> _WHAT TO WORK ON_
Check each line of the entries below for the string "text"; copy every line where it appears.
>> START
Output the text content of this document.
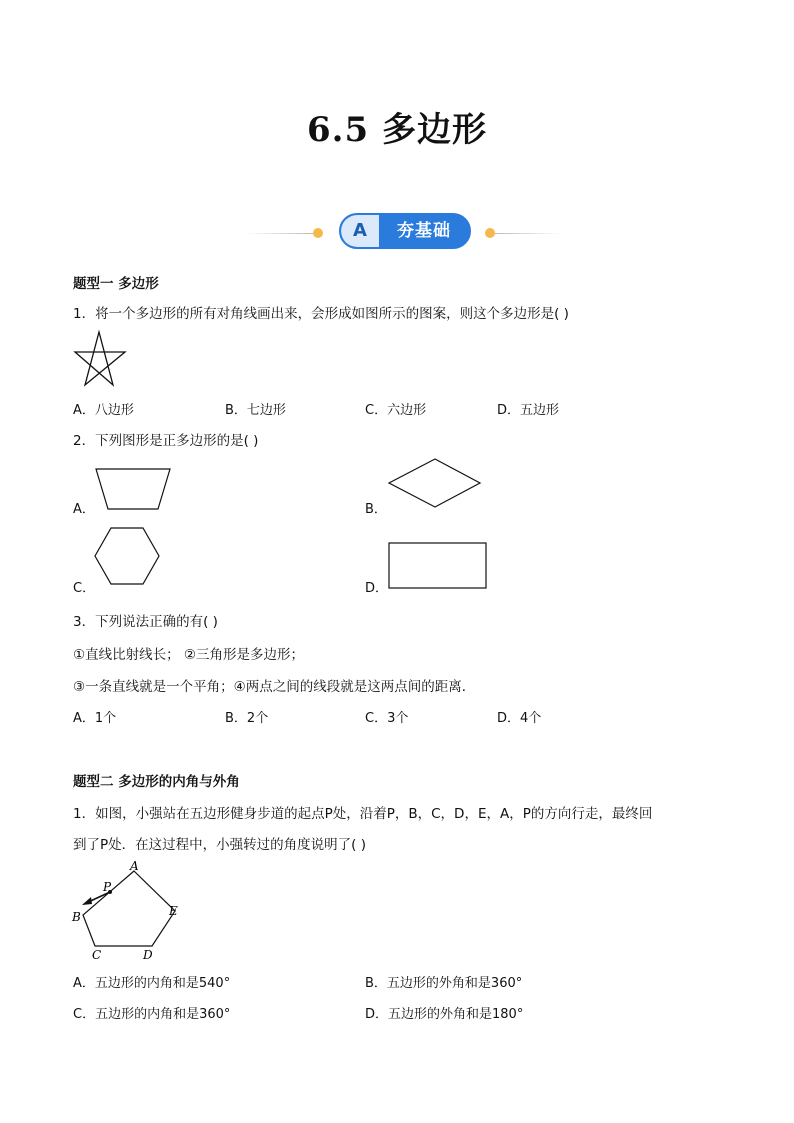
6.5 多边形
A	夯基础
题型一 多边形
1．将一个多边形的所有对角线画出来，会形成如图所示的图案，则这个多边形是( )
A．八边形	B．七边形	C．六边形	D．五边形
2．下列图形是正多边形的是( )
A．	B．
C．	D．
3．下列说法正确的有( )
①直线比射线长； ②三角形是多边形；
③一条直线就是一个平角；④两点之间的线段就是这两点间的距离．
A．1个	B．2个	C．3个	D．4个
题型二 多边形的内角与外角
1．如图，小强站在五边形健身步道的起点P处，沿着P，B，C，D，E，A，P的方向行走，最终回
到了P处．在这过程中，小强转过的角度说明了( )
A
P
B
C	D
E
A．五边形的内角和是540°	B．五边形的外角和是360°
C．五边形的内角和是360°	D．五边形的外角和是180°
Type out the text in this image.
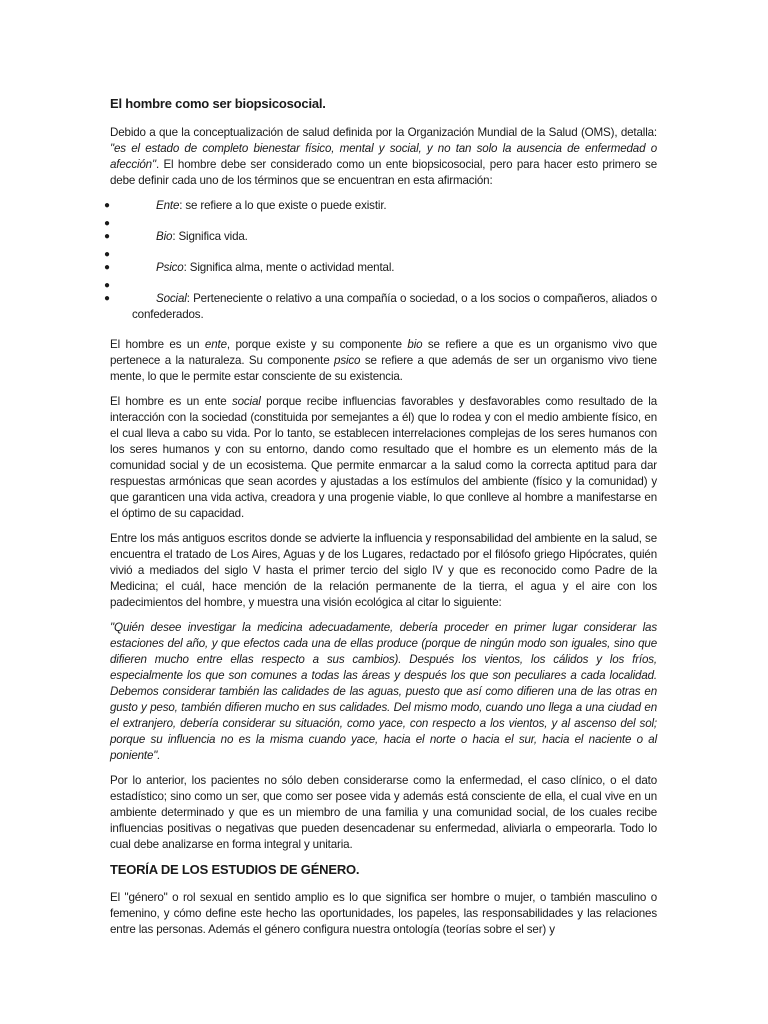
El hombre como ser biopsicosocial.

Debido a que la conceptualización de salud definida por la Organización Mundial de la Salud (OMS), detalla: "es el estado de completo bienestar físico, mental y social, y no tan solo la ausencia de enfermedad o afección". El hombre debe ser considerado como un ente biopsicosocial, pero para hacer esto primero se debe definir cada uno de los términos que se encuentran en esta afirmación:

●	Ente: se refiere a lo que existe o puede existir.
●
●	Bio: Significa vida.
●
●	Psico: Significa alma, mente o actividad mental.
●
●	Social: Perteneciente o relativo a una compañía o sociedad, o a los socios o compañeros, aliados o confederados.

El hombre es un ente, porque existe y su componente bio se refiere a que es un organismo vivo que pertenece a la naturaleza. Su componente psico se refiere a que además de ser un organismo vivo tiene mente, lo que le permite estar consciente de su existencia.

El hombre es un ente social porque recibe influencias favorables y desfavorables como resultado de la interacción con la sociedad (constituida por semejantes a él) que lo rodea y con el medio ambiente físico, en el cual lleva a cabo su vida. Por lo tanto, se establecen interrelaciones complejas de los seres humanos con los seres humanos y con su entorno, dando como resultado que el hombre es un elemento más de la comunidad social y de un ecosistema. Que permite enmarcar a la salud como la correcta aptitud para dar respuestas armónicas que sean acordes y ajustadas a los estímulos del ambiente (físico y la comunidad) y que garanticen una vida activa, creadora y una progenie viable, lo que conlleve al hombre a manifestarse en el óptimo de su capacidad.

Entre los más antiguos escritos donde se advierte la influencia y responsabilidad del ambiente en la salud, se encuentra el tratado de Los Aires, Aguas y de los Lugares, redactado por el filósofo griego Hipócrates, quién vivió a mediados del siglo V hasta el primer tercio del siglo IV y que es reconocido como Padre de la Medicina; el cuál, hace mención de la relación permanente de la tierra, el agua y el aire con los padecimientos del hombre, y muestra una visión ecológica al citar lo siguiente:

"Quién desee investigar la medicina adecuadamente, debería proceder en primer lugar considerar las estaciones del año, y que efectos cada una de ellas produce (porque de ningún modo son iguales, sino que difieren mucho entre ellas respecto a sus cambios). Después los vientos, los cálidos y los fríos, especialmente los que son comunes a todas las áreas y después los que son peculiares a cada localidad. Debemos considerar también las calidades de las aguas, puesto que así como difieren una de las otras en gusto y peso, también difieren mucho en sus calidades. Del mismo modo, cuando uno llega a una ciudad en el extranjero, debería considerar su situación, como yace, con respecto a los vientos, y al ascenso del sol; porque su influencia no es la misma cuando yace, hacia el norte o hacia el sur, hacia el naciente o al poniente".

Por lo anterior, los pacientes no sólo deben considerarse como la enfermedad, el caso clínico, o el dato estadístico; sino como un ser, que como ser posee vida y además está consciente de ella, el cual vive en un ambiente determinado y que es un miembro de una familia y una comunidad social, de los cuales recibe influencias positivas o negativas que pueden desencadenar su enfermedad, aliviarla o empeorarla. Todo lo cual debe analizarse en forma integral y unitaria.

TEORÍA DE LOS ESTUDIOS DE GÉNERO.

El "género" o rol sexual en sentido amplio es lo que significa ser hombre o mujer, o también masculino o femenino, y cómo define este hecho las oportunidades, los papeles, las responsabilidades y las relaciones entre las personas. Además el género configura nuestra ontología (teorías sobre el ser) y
>> END
> _WRITTEN SOLUTION_
Output the text content of this document.
Type out the text in this image.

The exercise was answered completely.